- What is expected:
Spot every line with the word "lInterchange" and return it.

- Listed records:
>> Start

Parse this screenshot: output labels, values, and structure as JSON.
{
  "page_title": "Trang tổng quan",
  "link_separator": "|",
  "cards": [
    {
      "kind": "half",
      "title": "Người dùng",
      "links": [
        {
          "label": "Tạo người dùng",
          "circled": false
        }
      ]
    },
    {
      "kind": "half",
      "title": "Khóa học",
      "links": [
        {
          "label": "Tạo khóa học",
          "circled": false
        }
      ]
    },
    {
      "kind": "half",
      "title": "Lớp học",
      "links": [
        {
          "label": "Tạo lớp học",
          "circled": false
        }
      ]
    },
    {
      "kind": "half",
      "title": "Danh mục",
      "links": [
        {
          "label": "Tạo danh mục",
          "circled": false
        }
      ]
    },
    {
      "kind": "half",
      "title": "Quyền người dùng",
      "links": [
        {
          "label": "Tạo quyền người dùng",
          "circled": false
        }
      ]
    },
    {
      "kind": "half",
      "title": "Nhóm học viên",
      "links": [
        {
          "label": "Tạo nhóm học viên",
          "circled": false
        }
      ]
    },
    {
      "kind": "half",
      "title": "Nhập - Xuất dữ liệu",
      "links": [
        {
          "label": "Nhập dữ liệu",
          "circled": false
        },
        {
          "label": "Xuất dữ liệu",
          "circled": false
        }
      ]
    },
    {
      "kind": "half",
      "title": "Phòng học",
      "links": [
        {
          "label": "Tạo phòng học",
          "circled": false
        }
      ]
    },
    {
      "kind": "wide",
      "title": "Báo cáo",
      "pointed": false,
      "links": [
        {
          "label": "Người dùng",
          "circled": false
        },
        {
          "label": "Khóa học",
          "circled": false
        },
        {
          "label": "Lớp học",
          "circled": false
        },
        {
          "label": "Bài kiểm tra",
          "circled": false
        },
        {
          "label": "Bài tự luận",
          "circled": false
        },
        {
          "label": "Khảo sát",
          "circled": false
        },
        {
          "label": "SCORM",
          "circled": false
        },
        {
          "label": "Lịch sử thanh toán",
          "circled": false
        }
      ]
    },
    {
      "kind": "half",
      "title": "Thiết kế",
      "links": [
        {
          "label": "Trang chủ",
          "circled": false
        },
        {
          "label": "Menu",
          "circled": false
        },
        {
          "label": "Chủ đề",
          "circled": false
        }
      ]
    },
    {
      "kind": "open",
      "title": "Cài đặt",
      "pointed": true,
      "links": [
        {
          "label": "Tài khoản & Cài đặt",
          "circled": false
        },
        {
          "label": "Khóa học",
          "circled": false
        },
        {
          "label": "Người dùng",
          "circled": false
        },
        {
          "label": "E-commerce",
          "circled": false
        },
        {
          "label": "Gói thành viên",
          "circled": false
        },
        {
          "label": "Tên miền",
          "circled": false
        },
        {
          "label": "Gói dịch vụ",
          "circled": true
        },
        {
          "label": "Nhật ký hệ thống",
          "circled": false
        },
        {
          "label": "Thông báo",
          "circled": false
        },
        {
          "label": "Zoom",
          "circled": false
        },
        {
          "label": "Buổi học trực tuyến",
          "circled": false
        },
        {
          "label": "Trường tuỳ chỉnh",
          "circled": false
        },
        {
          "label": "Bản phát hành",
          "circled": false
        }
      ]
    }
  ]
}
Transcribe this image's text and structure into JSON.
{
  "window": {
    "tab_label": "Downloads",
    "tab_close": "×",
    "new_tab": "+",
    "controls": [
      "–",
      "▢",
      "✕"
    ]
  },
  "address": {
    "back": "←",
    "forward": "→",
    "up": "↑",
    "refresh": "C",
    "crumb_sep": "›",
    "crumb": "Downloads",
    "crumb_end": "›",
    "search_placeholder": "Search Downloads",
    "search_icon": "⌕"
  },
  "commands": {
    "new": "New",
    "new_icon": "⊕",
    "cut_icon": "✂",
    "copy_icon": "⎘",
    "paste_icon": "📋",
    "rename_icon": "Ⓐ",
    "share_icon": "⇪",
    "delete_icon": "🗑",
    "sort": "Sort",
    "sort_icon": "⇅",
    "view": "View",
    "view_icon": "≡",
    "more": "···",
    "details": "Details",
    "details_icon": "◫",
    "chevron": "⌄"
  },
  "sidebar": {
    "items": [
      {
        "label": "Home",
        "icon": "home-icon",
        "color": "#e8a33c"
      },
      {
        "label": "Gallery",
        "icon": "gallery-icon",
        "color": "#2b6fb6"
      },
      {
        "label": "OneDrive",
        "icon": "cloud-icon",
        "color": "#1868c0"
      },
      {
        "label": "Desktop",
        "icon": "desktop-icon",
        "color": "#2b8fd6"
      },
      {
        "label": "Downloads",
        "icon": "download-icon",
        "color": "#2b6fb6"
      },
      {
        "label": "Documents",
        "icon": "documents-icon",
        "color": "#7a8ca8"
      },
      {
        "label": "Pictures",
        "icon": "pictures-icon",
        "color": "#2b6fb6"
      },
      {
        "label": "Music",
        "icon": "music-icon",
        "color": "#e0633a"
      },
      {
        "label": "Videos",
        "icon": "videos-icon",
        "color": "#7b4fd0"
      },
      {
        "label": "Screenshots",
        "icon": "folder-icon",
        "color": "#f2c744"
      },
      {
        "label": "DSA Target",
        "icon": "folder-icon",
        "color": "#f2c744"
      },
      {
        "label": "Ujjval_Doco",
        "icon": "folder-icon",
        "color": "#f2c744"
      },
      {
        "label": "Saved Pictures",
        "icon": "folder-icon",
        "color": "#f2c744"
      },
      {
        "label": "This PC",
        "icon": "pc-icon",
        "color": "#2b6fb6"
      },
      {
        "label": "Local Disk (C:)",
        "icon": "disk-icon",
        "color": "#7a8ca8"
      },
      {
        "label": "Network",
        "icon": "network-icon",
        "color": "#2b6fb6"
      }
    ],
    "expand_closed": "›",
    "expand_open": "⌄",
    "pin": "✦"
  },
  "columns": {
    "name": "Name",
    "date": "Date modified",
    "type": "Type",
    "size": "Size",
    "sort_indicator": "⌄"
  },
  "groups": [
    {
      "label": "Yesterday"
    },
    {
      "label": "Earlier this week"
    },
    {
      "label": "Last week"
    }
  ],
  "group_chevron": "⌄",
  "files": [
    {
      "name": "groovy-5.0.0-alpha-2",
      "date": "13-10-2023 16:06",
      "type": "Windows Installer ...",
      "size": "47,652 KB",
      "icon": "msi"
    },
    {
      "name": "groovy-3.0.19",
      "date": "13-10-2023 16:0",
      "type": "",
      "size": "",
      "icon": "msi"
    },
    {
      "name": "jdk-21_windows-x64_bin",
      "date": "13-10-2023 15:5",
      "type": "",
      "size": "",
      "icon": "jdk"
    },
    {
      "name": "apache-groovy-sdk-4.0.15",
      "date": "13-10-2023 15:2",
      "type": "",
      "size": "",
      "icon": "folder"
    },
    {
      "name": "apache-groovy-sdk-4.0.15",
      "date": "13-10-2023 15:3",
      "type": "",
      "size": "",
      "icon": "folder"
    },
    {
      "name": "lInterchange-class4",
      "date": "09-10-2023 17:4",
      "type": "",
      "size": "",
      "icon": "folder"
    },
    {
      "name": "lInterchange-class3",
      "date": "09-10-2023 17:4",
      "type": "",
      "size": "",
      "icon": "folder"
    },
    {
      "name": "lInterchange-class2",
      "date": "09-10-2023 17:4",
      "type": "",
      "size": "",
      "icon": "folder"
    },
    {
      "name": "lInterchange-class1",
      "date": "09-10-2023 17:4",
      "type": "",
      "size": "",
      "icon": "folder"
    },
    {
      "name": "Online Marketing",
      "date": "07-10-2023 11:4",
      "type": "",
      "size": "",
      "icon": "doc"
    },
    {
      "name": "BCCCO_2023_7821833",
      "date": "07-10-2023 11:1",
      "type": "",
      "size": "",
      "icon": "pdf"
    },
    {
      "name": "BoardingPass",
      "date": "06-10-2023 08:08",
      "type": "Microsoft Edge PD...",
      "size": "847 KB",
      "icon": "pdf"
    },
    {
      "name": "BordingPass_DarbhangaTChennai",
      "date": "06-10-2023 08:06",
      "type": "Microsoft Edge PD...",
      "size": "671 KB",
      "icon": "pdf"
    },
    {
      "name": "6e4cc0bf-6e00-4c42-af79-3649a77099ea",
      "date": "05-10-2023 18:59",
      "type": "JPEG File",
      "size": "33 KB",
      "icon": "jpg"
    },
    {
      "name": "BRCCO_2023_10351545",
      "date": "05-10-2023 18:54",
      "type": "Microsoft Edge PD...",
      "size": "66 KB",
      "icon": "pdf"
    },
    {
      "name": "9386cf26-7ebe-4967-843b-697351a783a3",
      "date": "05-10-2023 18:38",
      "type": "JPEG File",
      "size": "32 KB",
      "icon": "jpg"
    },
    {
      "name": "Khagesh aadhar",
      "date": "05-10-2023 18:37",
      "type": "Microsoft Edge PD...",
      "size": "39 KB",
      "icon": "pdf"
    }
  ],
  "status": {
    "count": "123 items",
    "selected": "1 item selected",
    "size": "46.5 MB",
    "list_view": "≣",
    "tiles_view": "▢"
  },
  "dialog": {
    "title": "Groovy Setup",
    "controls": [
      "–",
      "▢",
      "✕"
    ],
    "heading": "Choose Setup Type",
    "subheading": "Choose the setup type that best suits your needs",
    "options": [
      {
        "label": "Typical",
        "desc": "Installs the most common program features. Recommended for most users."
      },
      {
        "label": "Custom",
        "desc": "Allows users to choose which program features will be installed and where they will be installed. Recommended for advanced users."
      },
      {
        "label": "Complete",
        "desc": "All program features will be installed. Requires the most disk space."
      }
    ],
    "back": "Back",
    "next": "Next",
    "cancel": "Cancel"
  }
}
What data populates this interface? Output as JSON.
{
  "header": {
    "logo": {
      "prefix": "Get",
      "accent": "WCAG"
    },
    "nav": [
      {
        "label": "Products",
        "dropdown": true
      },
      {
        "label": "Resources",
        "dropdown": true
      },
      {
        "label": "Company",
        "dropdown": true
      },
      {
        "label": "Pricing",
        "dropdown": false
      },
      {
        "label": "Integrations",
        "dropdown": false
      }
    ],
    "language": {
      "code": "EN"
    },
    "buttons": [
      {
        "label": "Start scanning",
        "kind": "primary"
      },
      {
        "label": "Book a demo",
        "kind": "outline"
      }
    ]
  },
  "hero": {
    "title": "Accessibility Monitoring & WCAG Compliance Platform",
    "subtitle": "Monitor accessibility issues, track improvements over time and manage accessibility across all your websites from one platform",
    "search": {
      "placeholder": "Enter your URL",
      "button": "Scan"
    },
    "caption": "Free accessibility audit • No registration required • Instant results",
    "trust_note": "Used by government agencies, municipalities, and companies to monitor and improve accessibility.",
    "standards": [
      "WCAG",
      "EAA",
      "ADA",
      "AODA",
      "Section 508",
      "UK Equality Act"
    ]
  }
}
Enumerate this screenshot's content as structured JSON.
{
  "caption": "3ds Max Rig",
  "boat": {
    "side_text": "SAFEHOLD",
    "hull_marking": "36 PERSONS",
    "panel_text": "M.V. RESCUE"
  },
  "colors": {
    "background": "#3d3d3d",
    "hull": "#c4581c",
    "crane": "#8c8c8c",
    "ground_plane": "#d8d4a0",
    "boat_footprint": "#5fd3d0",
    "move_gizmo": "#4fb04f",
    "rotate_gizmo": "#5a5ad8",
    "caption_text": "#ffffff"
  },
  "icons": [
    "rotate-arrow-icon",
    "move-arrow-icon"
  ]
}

>> End

- Result for this exercise:
      "name": "lInterchange-class4",
      "name": "lInterchange-class3",
      "name": "lInterchange-class2",
      "name": "lInterchange-class1",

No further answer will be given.